_EXERCISE_. In the data below, find every line with the word "organisms" and copy it.
********
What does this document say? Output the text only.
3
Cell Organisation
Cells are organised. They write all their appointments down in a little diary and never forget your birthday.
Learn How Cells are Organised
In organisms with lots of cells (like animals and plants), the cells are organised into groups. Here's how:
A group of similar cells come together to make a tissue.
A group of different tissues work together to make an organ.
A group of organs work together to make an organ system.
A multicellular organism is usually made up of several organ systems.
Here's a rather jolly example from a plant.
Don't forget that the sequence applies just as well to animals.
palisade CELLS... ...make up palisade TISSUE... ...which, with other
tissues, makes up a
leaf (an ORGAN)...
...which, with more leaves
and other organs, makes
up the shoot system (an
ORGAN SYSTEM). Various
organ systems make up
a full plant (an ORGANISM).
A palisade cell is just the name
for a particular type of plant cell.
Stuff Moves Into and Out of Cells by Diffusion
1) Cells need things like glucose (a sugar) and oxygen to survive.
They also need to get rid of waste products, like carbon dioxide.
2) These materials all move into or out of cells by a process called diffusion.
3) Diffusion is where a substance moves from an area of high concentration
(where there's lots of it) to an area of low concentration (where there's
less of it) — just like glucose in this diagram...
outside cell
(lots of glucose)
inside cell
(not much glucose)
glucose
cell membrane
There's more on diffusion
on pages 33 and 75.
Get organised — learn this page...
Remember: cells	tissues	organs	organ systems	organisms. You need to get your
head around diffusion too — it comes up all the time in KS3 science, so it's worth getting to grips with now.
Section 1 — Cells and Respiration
********
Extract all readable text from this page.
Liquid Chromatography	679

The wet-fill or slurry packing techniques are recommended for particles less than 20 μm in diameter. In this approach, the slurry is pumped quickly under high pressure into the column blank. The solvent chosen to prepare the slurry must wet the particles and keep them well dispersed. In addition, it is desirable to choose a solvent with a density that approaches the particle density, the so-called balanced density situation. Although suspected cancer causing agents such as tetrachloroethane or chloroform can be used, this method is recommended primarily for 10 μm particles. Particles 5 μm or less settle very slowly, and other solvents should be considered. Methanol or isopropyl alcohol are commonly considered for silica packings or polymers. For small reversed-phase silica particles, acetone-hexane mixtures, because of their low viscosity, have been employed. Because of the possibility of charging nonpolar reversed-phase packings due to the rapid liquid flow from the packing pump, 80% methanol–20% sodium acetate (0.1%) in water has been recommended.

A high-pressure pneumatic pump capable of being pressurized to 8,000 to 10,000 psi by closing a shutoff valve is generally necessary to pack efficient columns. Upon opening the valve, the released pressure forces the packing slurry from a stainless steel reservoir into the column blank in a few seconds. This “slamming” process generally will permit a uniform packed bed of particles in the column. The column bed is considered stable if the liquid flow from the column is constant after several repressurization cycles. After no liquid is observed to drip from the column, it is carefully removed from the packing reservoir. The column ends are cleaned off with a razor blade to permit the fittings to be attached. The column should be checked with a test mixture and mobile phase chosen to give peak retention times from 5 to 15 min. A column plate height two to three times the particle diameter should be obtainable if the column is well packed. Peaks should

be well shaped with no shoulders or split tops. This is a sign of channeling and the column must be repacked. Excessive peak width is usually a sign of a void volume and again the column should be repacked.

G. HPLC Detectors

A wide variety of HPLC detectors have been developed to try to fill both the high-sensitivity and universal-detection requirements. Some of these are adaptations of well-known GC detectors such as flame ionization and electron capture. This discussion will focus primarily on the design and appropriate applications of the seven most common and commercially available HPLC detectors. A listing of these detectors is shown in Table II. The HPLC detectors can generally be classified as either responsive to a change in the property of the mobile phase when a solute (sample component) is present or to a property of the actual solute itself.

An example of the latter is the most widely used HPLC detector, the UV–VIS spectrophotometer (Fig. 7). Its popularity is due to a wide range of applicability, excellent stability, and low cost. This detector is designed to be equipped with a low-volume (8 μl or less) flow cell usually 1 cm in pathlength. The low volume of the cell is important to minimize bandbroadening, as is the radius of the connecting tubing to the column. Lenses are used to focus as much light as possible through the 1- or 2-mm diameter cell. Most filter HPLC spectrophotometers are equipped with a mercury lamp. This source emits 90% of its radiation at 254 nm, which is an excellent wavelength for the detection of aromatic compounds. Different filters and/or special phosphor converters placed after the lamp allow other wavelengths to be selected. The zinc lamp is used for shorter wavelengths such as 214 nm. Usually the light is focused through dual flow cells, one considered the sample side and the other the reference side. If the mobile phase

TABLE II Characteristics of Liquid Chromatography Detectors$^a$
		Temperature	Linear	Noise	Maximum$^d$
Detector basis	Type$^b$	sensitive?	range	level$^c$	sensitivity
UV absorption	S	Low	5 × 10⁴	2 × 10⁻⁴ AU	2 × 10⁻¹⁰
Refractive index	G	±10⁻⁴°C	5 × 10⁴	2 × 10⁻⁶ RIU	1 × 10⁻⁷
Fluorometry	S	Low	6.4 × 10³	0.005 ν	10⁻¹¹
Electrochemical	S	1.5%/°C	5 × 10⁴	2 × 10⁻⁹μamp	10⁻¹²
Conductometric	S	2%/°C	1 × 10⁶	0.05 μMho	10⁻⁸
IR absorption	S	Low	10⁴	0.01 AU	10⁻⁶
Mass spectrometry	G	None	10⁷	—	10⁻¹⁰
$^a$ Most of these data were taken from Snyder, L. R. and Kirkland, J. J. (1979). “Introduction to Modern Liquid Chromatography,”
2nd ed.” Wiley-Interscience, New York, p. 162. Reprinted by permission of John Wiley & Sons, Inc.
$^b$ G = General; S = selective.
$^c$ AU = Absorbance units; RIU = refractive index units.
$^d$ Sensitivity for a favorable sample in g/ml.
********
_EXERCISE OUTPUT_.
In organisms with lots of cells (like animals and plants), the cells are organised into groups. Here's how:
Remember: cells	tissues	organs	organ systems	organisms. You need to get your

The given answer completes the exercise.